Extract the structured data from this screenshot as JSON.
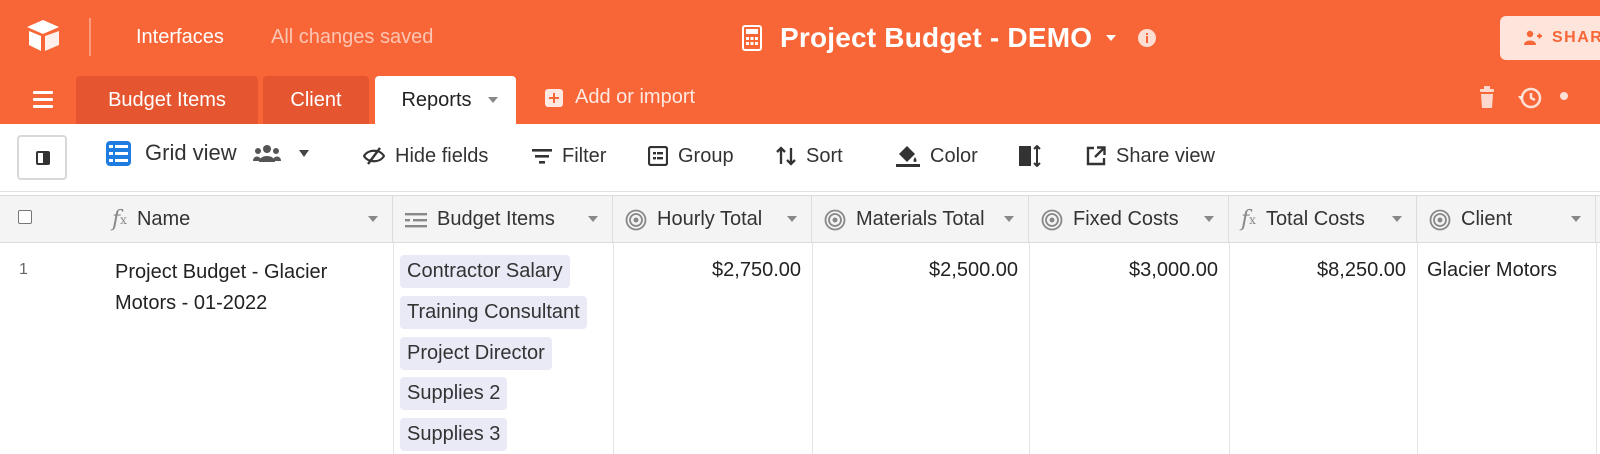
{
  "topbar": {
    "interfaces_label": "Interfaces",
    "saved_status": "All changes saved",
    "base_title": "Project Budget - DEMO",
    "share_label": "SHARE"
  },
  "tabs": [
    {
      "label": "Budget Items",
      "active": false
    },
    {
      "label": "Client",
      "active": false
    },
    {
      "label": "Reports",
      "active": true
    }
  ],
  "add_import_label": "Add or import",
  "viewbar": {
    "view_name": "Grid view",
    "tools": [
      {
        "label": "Hide fields",
        "icon": "hide-fields-icon"
      },
      {
        "label": "Filter",
        "icon": "filter-icon"
      },
      {
        "label": "Group",
        "icon": "group-icon"
      },
      {
        "label": "Sort",
        "icon": "sort-icon"
      },
      {
        "label": "Color",
        "icon": "color-bucket-icon"
      },
      {
        "label": "",
        "icon": "row-height-icon"
      },
      {
        "label": "Share view",
        "icon": "share-view-icon"
      }
    ]
  },
  "columns": [
    {
      "label": "Name",
      "icon": "formula-icon"
    },
    {
      "label": "Budget Items",
      "icon": "linked-record-icon"
    },
    {
      "label": "Hourly Total",
      "icon": "rollup-icon"
    },
    {
      "label": "Materials Total",
      "icon": "rollup-icon"
    },
    {
      "label": "Fixed Costs",
      "icon": "rollup-icon"
    },
    {
      "label": "Total Costs",
      "icon": "formula-icon"
    },
    {
      "label": "Client",
      "icon": "rollup-icon"
    }
  ],
  "rows": [
    {
      "row_number": "1",
      "name": "Project Budget - Glacier Motors - 01-2022",
      "budget_items": [
        "Contractor Salary",
        "Training Consultant",
        "Project Director",
        "Supplies 2",
        "Supplies 3"
      ],
      "hourly_total": "$2,750.00",
      "materials_total": "$2,500.00",
      "fixed_costs": "$3,000.00",
      "total_costs": "$8,250.00",
      "client": "Glacier Motors"
    }
  ],
  "colors": {
    "brand": "#f86637",
    "tab_inactive": "#e55630",
    "chip_bg": "#e9eaf6",
    "grid_view_icon": "#1e7be0"
  }
}
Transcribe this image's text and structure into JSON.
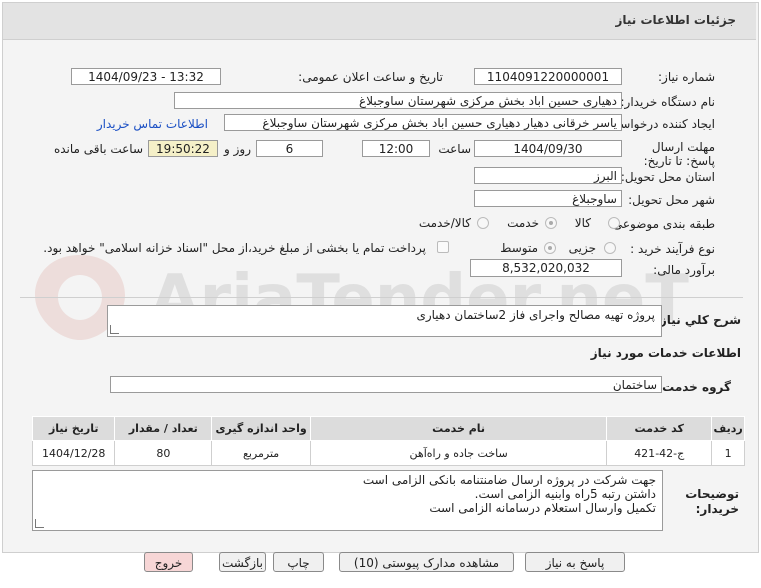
{
  "header": {
    "title": "جزئیات اطلاعات نیاز"
  },
  "labels": {
    "need_number": "شماره نیاز:",
    "announce_datetime": "تاریخ و ساعت اعلان عمومی:",
    "buyer_org": "نام دستگاه خریدار:",
    "requester": "ایجاد کننده درخواست:",
    "contact_link": "اطلاعات تماس خریدار",
    "deadline": "مهلت ارسال پاسخ: تا تاریخ:",
    "time_word": "ساعت",
    "days_and": "روز و",
    "remaining": "ساعت باقی مانده",
    "province": "استان محل تحویل:",
    "city": "شهر محل تحویل:",
    "category": "طبقه بندی موضوعی:",
    "cat_goods": "کالا",
    "cat_service": "خدمت",
    "cat_goods_service": "کالا/خدمت",
    "purchase_type": "نوع فرآیند خرید :",
    "pt_small": "جزیی",
    "pt_medium": "متوسط",
    "payment_note": "پرداخت تمام یا بخشی از مبلغ خرید،از محل \"اسناد خزانه اسلامی\" خواهد بود.",
    "estimate": "برآورد مالی:",
    "description": "شرح کلي نياز:",
    "services_info": "اطلاعات خدمات مورد نیاز",
    "service_group": "گروه خدمت:",
    "buyer_notes": "توضیحات خریدار:"
  },
  "values": {
    "need_number": "1104091220000001",
    "announce_datetime": "1404/09/23 - 13:32",
    "buyer_org": "دهیاری حسین اباد بخش مرکزی شهرستان ساوجبلاغ",
    "requester": "یاسر خرقانی دهیار دهیاری حسین اباد بخش مرکزی شهرستان ساوجبلاغ",
    "deadline_date": "1404/09/30",
    "deadline_time": "12:00",
    "days": "6",
    "remaining_time": "19:50:22",
    "province": "البرز",
    "city": "ساوجبلاغ",
    "estimate": "8,532,020,032",
    "description": "پروژه تهیه مصالح واجرای فاز 2ساختمان دهیاری",
    "service_group": "ساختمان",
    "notes_line1": "جهت شرکت در پروژه ارسال  ضامنتنامه بانکی الزامی است",
    "notes_line2": "داشتن رتبه 5راه وابنیه الزامی است.",
    "notes_line3": "تکمیل وارسال استعلام درسامانه الزامی است"
  },
  "table": {
    "headers": [
      "ردیف",
      "کد خدمت",
      "نام خدمت",
      "واحد اندازه گیری",
      "تعداد / مقدار",
      "تاریخ نیاز"
    ],
    "rows": [
      [
        "1",
        "ج-42-421",
        "ساخت جاده و راه‌آهن",
        "مترمربع",
        "80",
        "1404/12/28"
      ]
    ]
  },
  "buttons": {
    "reply": "پاسخ به نیاز",
    "attachments": "مشاهده مدارک پیوستی (10)",
    "print": "چاپ",
    "back": "بازگشت",
    "exit": "خروج"
  },
  "watermark_text": "AriaTender.neT",
  "colors": {
    "link": "#1a4fc4",
    "highlight_box": "#f5f0c8",
    "exit_bg": "#f7d6d6"
  }
}
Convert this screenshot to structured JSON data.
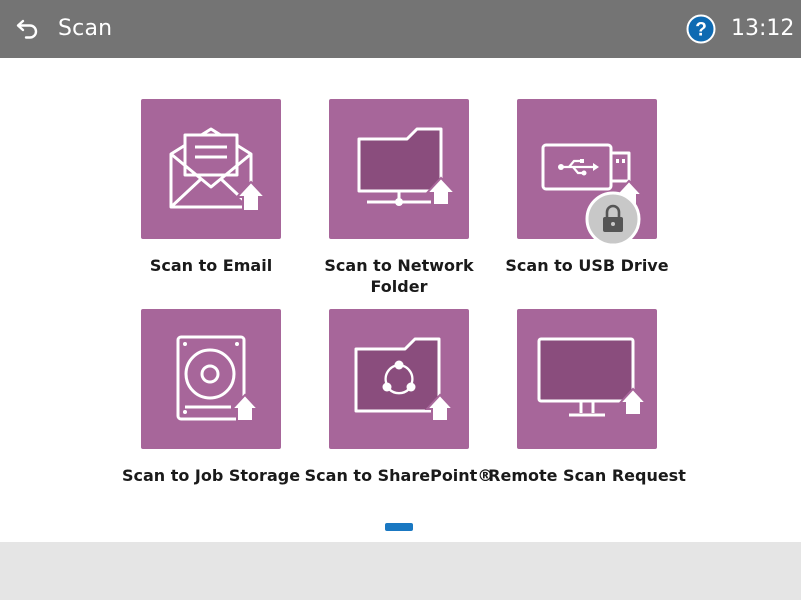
{
  "header": {
    "title": "Scan",
    "time": "13:12",
    "help_glyph": "?"
  },
  "tiles": [
    {
      "label": "Scan to Email",
      "icon": "envelope-upload-icon"
    },
    {
      "label": "Scan to Network Folder",
      "icon": "network-folder-upload-icon"
    },
    {
      "label": "Scan to USB Drive",
      "icon": "usb-drive-upload-icon",
      "locked": true
    },
    {
      "label": "Scan to Job Storage",
      "icon": "hard-drive-upload-icon"
    },
    {
      "label": "Scan to SharePoint®",
      "icon": "sharepoint-folder-upload-icon"
    },
    {
      "label": "Remote Scan Request",
      "icon": "monitor-upload-icon"
    }
  ],
  "colors": {
    "header_bg": "#747474",
    "tile_bg": "#a7669a",
    "page_indicator": "#1a78c2",
    "footer_bg": "#e5e5e5"
  },
  "pager": {
    "current_page": 1,
    "total_pages": 1
  }
}
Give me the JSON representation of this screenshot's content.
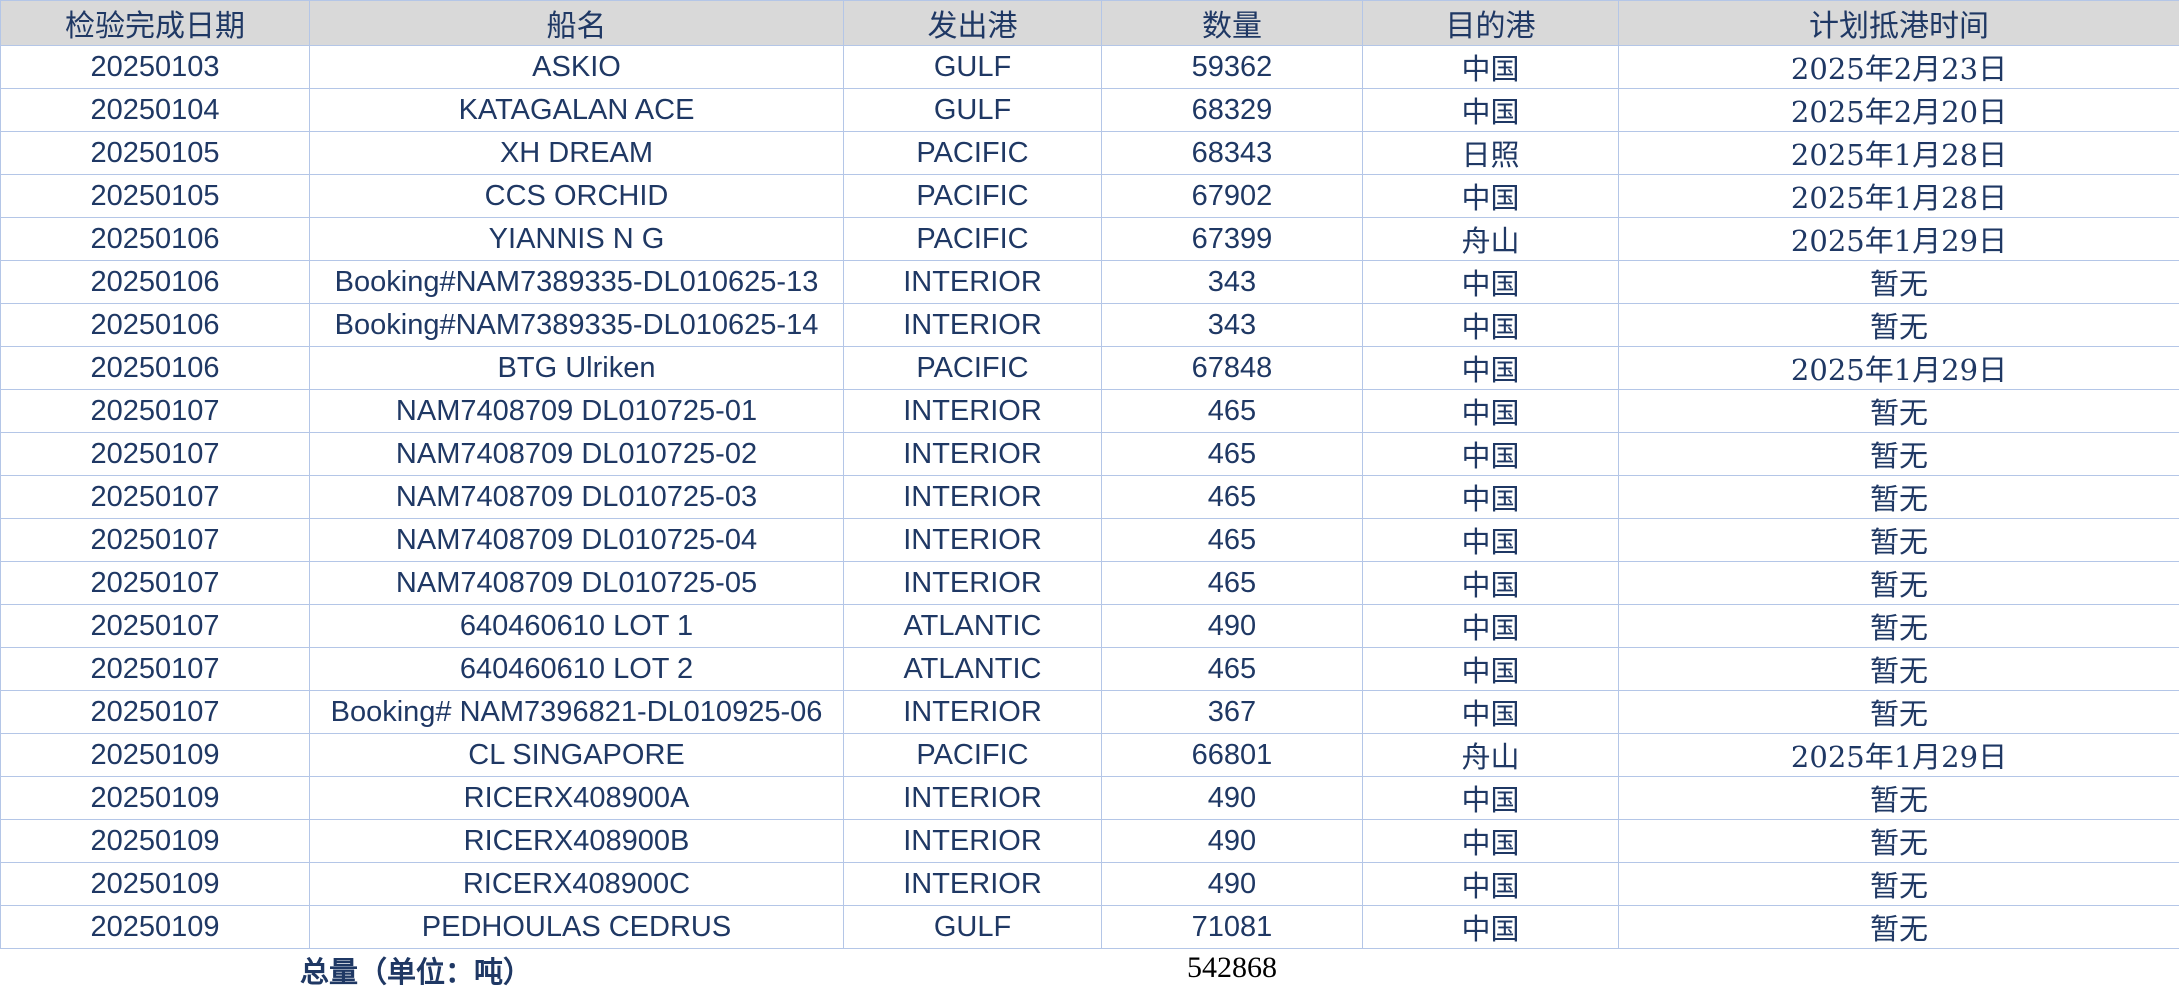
{
  "headers": [
    "检验完成日期",
    "船名",
    "发出港",
    "数量",
    "目的港",
    "计划抵港时间"
  ],
  "rows": [
    [
      "20250103",
      "ASKIO",
      "GULF",
      "59362",
      "中国",
      "2025年2月23日"
    ],
    [
      "20250104",
      "KATAGALAN ACE",
      "GULF",
      "68329",
      "中国",
      "2025年2月20日"
    ],
    [
      "20250105",
      "XH DREAM",
      "PACIFIC",
      "68343",
      "日照",
      "2025年1月28日"
    ],
    [
      "20250105",
      "CCS ORCHID",
      "PACIFIC",
      "67902",
      "中国",
      "2025年1月28日"
    ],
    [
      "20250106",
      "YIANNIS N G",
      "PACIFIC",
      "67399",
      "舟山",
      "2025年1月29日"
    ],
    [
      "20250106",
      "Booking#NAM7389335-DL010625-13",
      "INTERIOR",
      "343",
      "中国",
      "暂无"
    ],
    [
      "20250106",
      "Booking#NAM7389335-DL010625-14",
      "INTERIOR",
      "343",
      "中国",
      "暂无"
    ],
    [
      "20250106",
      "BTG Ulriken",
      "PACIFIC",
      "67848",
      "中国",
      "2025年1月29日"
    ],
    [
      "20250107",
      "NAM7408709 DL010725-01",
      "INTERIOR",
      "465",
      "中国",
      "暂无"
    ],
    [
      "20250107",
      "NAM7408709 DL010725-02",
      "INTERIOR",
      "465",
      "中国",
      "暂无"
    ],
    [
      "20250107",
      "NAM7408709 DL010725-03",
      "INTERIOR",
      "465",
      "中国",
      "暂无"
    ],
    [
      "20250107",
      "NAM7408709 DL010725-04",
      "INTERIOR",
      "465",
      "中国",
      "暂无"
    ],
    [
      "20250107",
      "NAM7408709 DL010725-05",
      "INTERIOR",
      "465",
      "中国",
      "暂无"
    ],
    [
      "20250107",
      "640460610 LOT 1",
      "ATLANTIC",
      "490",
      "中国",
      "暂无"
    ],
    [
      "20250107",
      "640460610 LOT 2",
      "ATLANTIC",
      "465",
      "中国",
      "暂无"
    ],
    [
      "20250107",
      "Booking# NAM7396821-DL010925-06",
      "INTERIOR",
      "367",
      "中国",
      "暂无"
    ],
    [
      "20250109",
      "CL SINGAPORE",
      "PACIFIC",
      "66801",
      "舟山",
      "2025年1月29日"
    ],
    [
      "20250109",
      "RICERX408900A",
      "INTERIOR",
      "490",
      "中国",
      "暂无"
    ],
    [
      "20250109",
      "RICERX408900B",
      "INTERIOR",
      "490",
      "中国",
      "暂无"
    ],
    [
      "20250109",
      "RICERX408900C",
      "INTERIOR",
      "490",
      "中国",
      "暂无"
    ],
    [
      "20250109",
      "PEDHOULAS CEDRUS",
      "GULF",
      "71081",
      "中国",
      "暂无"
    ]
  ],
  "total": {
    "label": "总量（单位：吨）",
    "value": "542868"
  },
  "colors": {
    "header_bg": "#d9d9d9",
    "grid": "#b4c6e7",
    "text": "#1f3864"
  }
}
____________________
*TO DO*.
What is the number of lines in the records that contain the string "الزامی"? Give only that number.

*SOLUTION TO THE PROBLEM*.
3